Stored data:
[BEGIN]

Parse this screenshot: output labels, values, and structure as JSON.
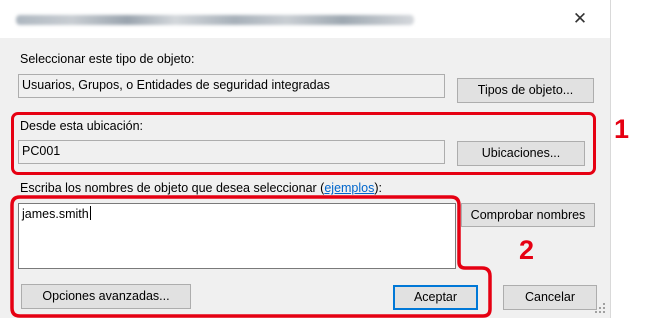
{
  "dialog": {
    "close_glyph": "✕",
    "object_type": {
      "label": "Seleccionar este tipo de objeto:",
      "value": "Usuarios, Grupos, o Entidades de seguridad integradas",
      "button": "Tipos de objeto..."
    },
    "location": {
      "label": "Desde esta ubicación:",
      "value": "PC001",
      "button": "Ubicaciones..."
    },
    "names": {
      "label_prefix": "Escriba los nombres de objeto que desea seleccionar (",
      "link": "ejemplos",
      "label_suffix": "):",
      "value": "james.smith",
      "check_button": "Comprobar nombres"
    },
    "advanced_button": "Opciones avanzadas...",
    "ok_button": "Aceptar",
    "cancel_button": "Cancelar"
  },
  "callouts": {
    "one": "1",
    "two": "2"
  },
  "colors": {
    "highlight": "#e60012",
    "default_button_border": "#0078d7",
    "link": "#0066cc"
  }
}
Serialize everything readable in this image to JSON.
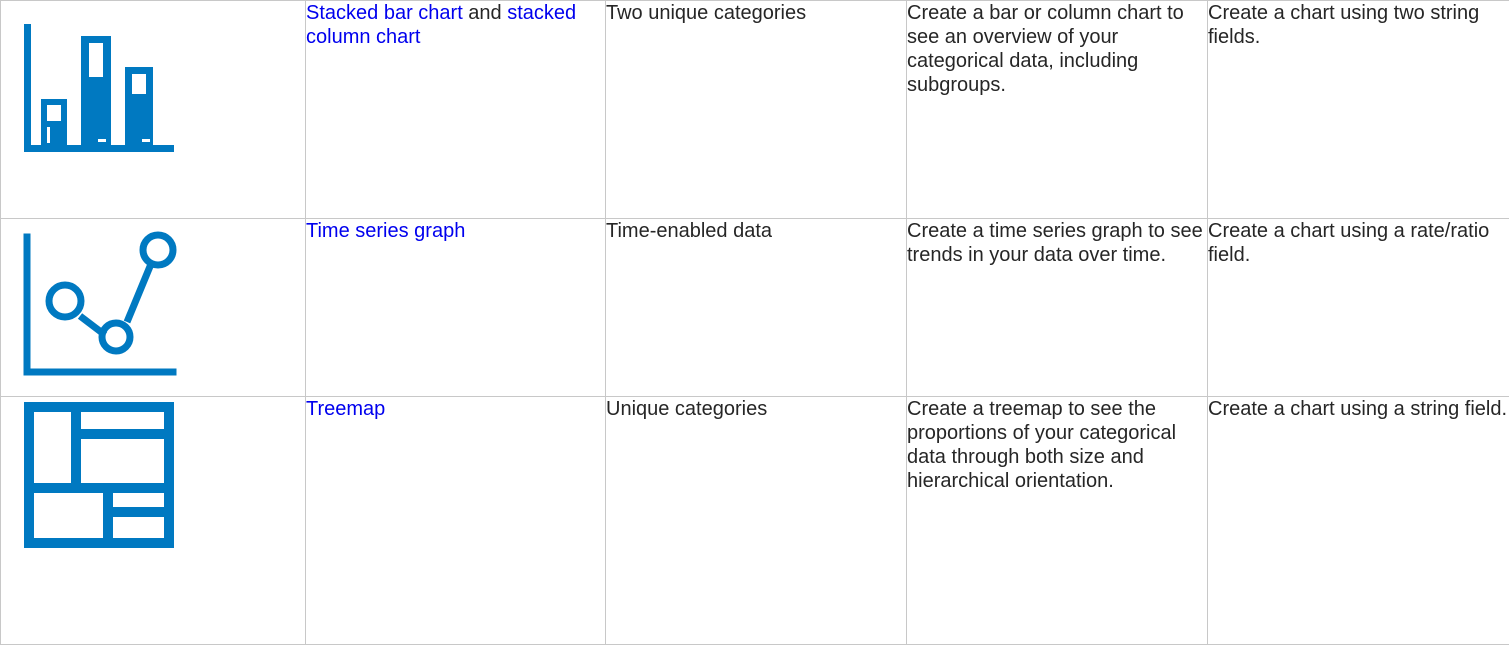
{
  "accent_color": "#0079c1",
  "link_color": "#0000ee",
  "rows": [
    {
      "icon": "stacked-bar-chart-icon",
      "name_link_1": "Stacked bar chart",
      "name_join": " and ",
      "name_link_2": "stacked column chart",
      "requirement": "Two unique categories",
      "description": "Create a bar or column chart to see an overview of your categorical data, including subgroups.",
      "usage": "Create a chart using two string fields."
    },
    {
      "icon": "time-series-graph-icon",
      "name_link_1": "Time series graph",
      "requirement": "Time-enabled data",
      "description": "Create a time series graph to see trends in your data over time.",
      "usage": "Create a chart using a rate/ratio field."
    },
    {
      "icon": "treemap-icon",
      "name_link_1": "Treemap",
      "requirement": "Unique categories",
      "description": "Create a treemap to see the proportions of your categorical data through both size and hierarchical orientation.",
      "usage": "Create a chart using a string field."
    }
  ]
}
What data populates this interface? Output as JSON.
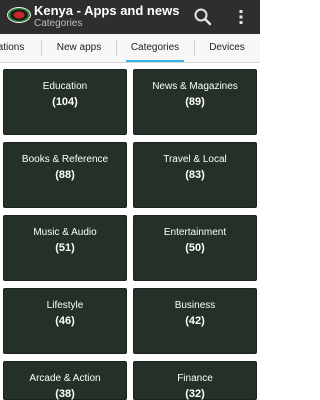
{
  "appbar": {
    "title": "Kenya - Apps and news",
    "subtitle": "Categories",
    "icons": {
      "logo": "kenya-flag-shield-icon",
      "search": "search-icon",
      "menu": "overflow-menu-icon"
    }
  },
  "tabs": [
    {
      "label": "ations"
    },
    {
      "label": "New apps"
    },
    {
      "label": "Categories",
      "active": true
    },
    {
      "label": "Devices"
    }
  ],
  "categories": [
    {
      "name": "Education",
      "count": "(104)"
    },
    {
      "name": "News & Magazines",
      "count": "(89)"
    },
    {
      "name": "Books & Reference",
      "count": "(88)"
    },
    {
      "name": "Travel & Local",
      "count": "(83)"
    },
    {
      "name": "Music & Audio",
      "count": "(51)"
    },
    {
      "name": "Entertainment",
      "count": "(50)"
    },
    {
      "name": "Lifestyle",
      "count": "(46)"
    },
    {
      "name": "Business",
      "count": "(42)"
    },
    {
      "name": "Arcade & Action",
      "count": "(38)"
    },
    {
      "name": "Finance",
      "count": "(32)"
    }
  ],
  "colors": {
    "appbar": "#2e2e2e",
    "tile": "#243028",
    "accent": "#33b5e5"
  }
}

[END]

Note each line of the entries that has "count" in it, and copy those lines.

      "count": "(104)"
      "count": "(89)"
      "count": "(88)"
      "count": "(83)"
      "count": "(51)"
      "count": "(50)"
      "count": "(46)"
      "count": "(42)"
      "count": "(38)"
      "count": "(32)"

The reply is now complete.